#### TASK TO CARRY OUT
Return all entries precisely as they stand, without the images.

>>>>

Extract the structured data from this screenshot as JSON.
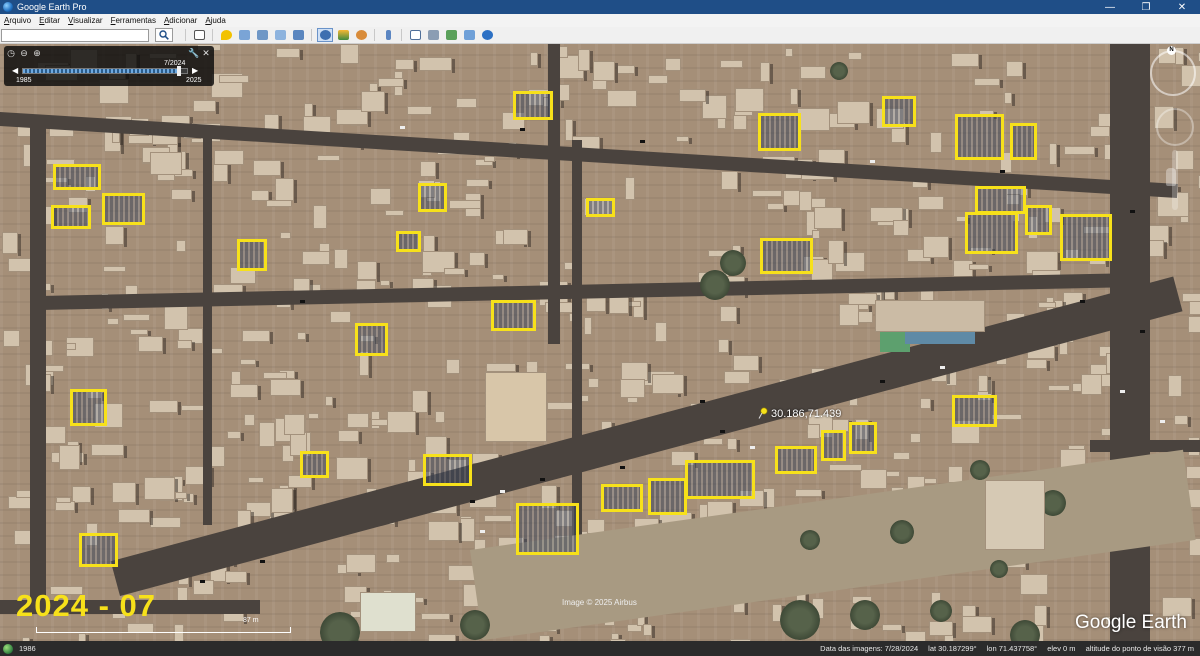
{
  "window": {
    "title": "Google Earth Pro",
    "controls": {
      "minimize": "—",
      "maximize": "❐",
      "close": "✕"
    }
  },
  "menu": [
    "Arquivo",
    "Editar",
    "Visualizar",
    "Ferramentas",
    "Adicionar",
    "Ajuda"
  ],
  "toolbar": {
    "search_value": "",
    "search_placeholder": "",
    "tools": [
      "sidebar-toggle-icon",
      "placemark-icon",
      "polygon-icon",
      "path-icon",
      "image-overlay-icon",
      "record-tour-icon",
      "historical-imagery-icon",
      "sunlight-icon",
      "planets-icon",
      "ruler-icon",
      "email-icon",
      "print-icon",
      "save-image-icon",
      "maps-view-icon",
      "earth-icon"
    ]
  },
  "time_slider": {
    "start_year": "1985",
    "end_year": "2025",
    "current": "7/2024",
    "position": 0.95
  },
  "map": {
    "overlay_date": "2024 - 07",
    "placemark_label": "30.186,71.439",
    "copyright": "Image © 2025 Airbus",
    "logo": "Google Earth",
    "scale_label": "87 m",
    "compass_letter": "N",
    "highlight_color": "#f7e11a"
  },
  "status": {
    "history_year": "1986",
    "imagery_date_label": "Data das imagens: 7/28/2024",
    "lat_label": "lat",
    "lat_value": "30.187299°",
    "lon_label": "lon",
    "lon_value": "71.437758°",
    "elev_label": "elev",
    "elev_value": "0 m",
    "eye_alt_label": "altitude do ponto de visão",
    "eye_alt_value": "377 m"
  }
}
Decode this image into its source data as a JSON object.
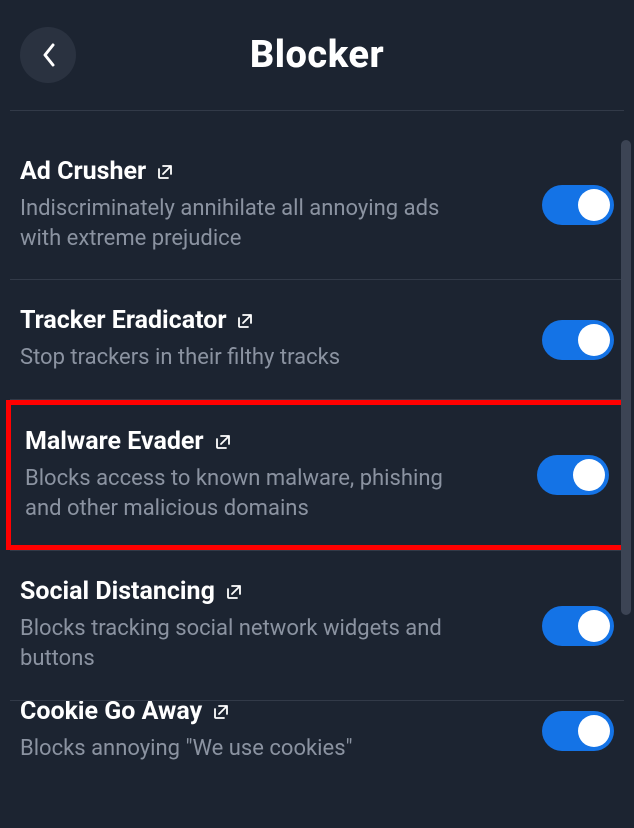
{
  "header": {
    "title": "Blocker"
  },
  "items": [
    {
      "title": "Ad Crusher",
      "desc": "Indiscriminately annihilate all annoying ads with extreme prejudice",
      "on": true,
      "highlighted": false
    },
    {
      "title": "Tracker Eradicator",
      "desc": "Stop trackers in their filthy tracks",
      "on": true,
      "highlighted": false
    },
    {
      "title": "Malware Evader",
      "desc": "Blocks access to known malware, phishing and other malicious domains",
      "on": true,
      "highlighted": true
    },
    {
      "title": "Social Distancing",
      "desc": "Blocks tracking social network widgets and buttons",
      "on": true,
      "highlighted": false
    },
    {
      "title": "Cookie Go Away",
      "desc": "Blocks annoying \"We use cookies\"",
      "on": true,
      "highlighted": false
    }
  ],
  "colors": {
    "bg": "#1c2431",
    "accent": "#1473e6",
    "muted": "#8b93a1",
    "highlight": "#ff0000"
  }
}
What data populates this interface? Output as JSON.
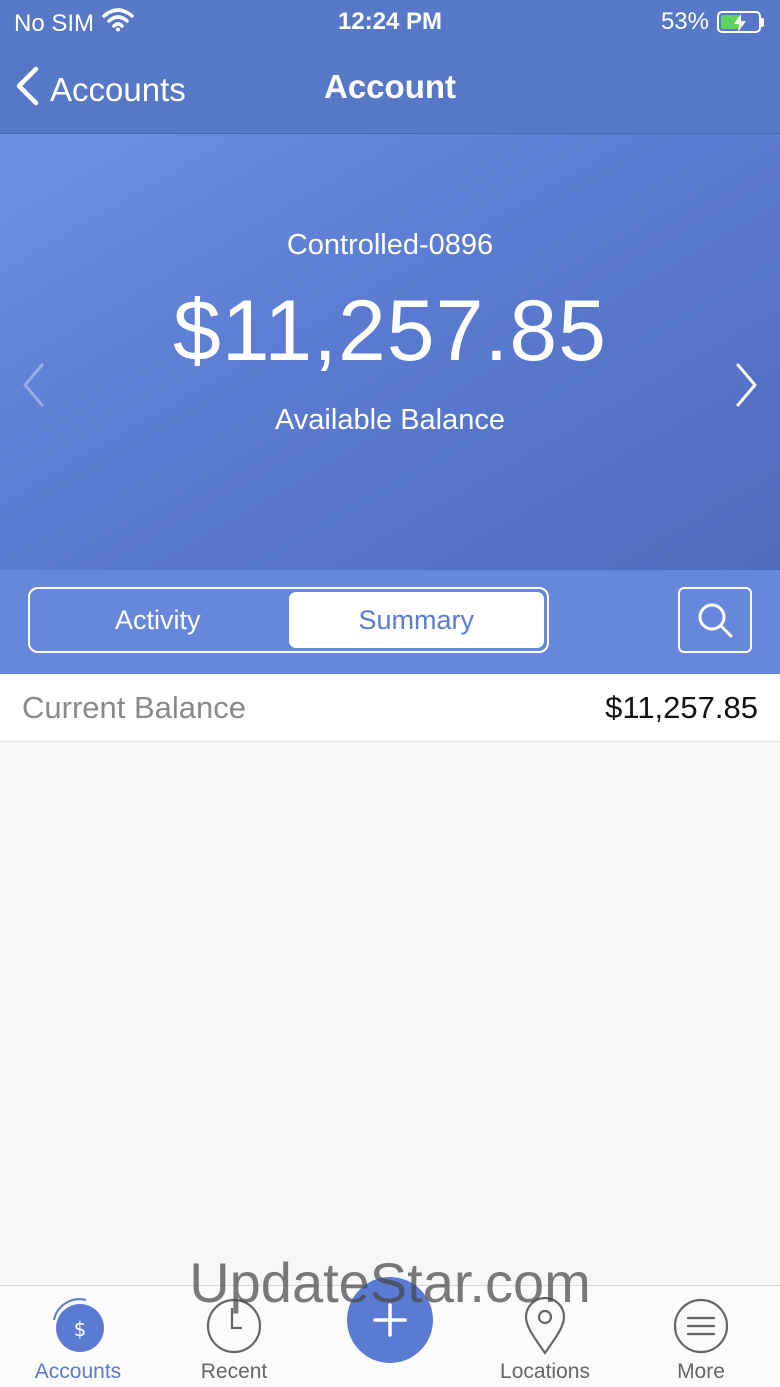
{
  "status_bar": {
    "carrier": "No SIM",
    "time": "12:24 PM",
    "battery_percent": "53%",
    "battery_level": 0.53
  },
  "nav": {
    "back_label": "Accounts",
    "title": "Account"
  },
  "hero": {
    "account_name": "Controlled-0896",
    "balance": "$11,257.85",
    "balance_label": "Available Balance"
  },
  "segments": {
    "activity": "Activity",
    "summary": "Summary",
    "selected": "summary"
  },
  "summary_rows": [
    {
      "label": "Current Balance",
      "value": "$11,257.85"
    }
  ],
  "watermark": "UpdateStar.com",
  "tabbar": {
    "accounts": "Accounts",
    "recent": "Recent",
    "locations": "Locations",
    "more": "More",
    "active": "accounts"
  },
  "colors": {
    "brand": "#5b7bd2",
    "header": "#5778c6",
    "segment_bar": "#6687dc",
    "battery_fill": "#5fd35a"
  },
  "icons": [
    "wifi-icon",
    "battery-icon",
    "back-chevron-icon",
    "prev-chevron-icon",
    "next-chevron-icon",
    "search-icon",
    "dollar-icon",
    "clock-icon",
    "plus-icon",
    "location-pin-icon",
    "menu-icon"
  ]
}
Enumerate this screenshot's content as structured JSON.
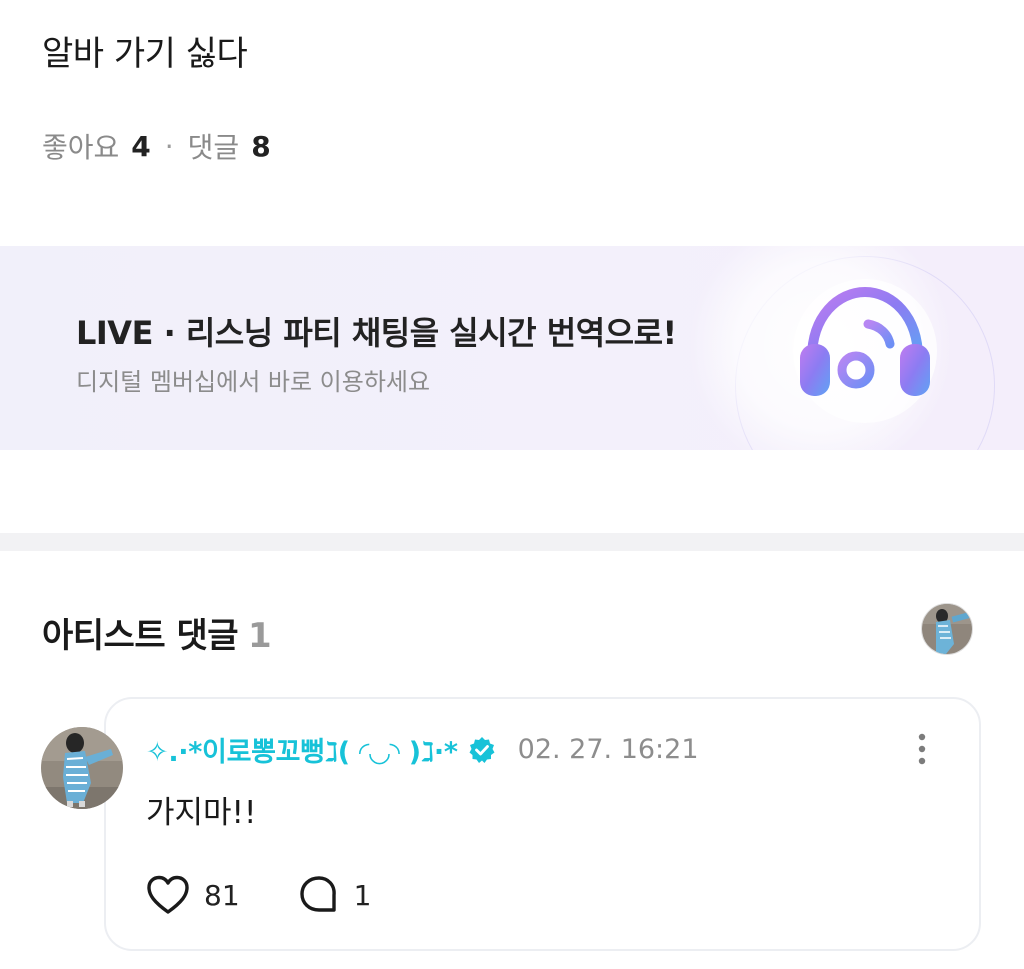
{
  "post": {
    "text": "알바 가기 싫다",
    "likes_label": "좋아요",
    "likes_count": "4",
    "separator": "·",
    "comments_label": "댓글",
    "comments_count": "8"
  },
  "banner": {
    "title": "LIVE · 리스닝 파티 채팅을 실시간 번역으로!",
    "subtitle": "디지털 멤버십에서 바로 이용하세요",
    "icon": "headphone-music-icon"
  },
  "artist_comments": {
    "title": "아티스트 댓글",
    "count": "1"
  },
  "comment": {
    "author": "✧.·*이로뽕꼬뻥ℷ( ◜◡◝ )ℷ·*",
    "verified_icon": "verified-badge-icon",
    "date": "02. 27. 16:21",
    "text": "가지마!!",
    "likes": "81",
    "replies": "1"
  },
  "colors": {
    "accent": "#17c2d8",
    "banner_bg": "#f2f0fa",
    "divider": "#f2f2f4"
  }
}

<<<<

#### WRITTEN ANSWER
Extract the structured data from this screenshot as JSON.
{
  "window": {
    "title": "Google Earth Pro",
    "controls": {
      "minimize": "—",
      "maximize": "❐",
      "close": "✕"
    }
  },
  "menu": [
    "Arquivo",
    "Editar",
    "Visualizar",
    "Ferramentas",
    "Adicionar",
    "Ajuda"
  ],
  "toolbar": {
    "search_value": "",
    "search_placeholder": "",
    "tools": [
      "sidebar-toggle-icon",
      "placemark-icon",
      "polygon-icon",
      "path-icon",
      "image-overlay-icon",
      "record-tour-icon",
      "historical-imagery-icon",
      "sunlight-icon",
      "planets-icon",
      "ruler-icon",
      "email-icon",
      "print-icon",
      "save-image-icon",
      "maps-view-icon",
      "earth-icon"
    ]
  },
  "time_slider": {
    "start_year": "1985",
    "end_year": "2025",
    "current": "7/2024",
    "position": 0.95
  },
  "map": {
    "overlay_date": "2024 - 07",
    "placemark_label": "30.186,71.439",
    "copyright": "Image © 2025 Airbus",
    "logo": "Google Earth",
    "scale_label": "87 m",
    "compass_letter": "N",
    "highlight_color": "#f7e11a"
  },
  "status": {
    "history_year": "1986",
    "imagery_date_label": "Data das imagens: 7/28/2024",
    "lat_label": "lat",
    "lat_value": "30.187299°",
    "lon_label": "lon",
    "lon_value": "71.437758°",
    "elev_label": "elev",
    "elev_value": "0 m",
    "eye_alt_label": "altitude do ponto de visão",
    "eye_alt_value": "377 m"
  }
}
Decode this image into its source data as a JSON object.
{
  "header": {
    "title": "Blocker"
  },
  "items": [
    {
      "title": "Ad Crusher",
      "desc": "Indiscriminately annihilate all annoying ads with extreme prejudice",
      "on": true,
      "highlighted": false
    },
    {
      "title": "Tracker Eradicator",
      "desc": "Stop trackers in their filthy tracks",
      "on": true,
      "highlighted": false
    },
    {
      "title": "Malware Evader",
      "desc": "Blocks access to known malware, phishing and other malicious domains",
      "on": true,
      "highlighted": true
    },
    {
      "title": "Social Distancing",
      "desc": "Blocks tracking social network widgets and buttons",
      "on": true,
      "highlighted": false
    },
    {
      "title": "Cookie Go Away",
      "desc": "Blocks annoying \"We use cookies\"",
      "on": true,
      "highlighted": false
    }
  ],
  "colors": {
    "bg": "#1c2431",
    "accent": "#1473e6",
    "muted": "#8b93a1",
    "highlight": "#ff0000"
  }
}
What data populates this interface? Output as JSON.
{
  "status_bar": {
    "carrier": "No SIM",
    "time": "12:24 PM",
    "battery_percent": "53%",
    "battery_level": 0.53
  },
  "nav": {
    "back_label": "Accounts",
    "title": "Account"
  },
  "hero": {
    "account_name": "Controlled-0896",
    "balance": "$11,257.85",
    "balance_label": "Available Balance"
  },
  "segments": {
    "activity": "Activity",
    "summary": "Summary",
    "selected": "summary"
  },
  "summary_rows": [
    {
      "label": "Current Balance",
      "value": "$11,257.85"
    }
  ],
  "watermark": "UpdateStar.com",
  "tabbar": {
    "accounts": "Accounts",
    "recent": "Recent",
    "locations": "Locations",
    "more": "More",
    "active": "accounts"
  },
  "colors": {
    "brand": "#5b7bd2",
    "header": "#5778c6",
    "segment_bar": "#6687dc",
    "battery_fill": "#5fd35a"
  },
  "icons": [
    "wifi-icon",
    "battery-icon",
    "back-chevron-icon",
    "prev-chevron-icon",
    "next-chevron-icon",
    "search-icon",
    "dollar-icon",
    "clock-icon",
    "plus-icon",
    "location-pin-icon",
    "menu-icon"
  ]
}
Enumerate this screenshot's content as structured JSON.
{
  "post": {
    "text": "알바 가기 싫다",
    "likes_label": "좋아요",
    "likes_count": "4",
    "separator": "·",
    "comments_label": "댓글",
    "comments_count": "8"
  },
  "banner": {
    "title": "LIVE · 리스닝 파티 채팅을 실시간 번역으로!",
    "subtitle": "디지털 멤버십에서 바로 이용하세요",
    "icon": "headphone-music-icon"
  },
  "artist_comments": {
    "title": "아티스트 댓글",
    "count": "1"
  },
  "comment": {
    "author": "✧.·*이로뽕꼬뻥ℷ( ◜◡◝ )ℷ·*",
    "verified_icon": "verified-badge-icon",
    "date": "02. 27. 16:21",
    "text": "가지마!!",
    "likes": "81",
    "replies": "1"
  },
  "colors": {
    "accent": "#17c2d8",
    "banner_bg": "#f2f0fa",
    "divider": "#f2f2f4"
  }
}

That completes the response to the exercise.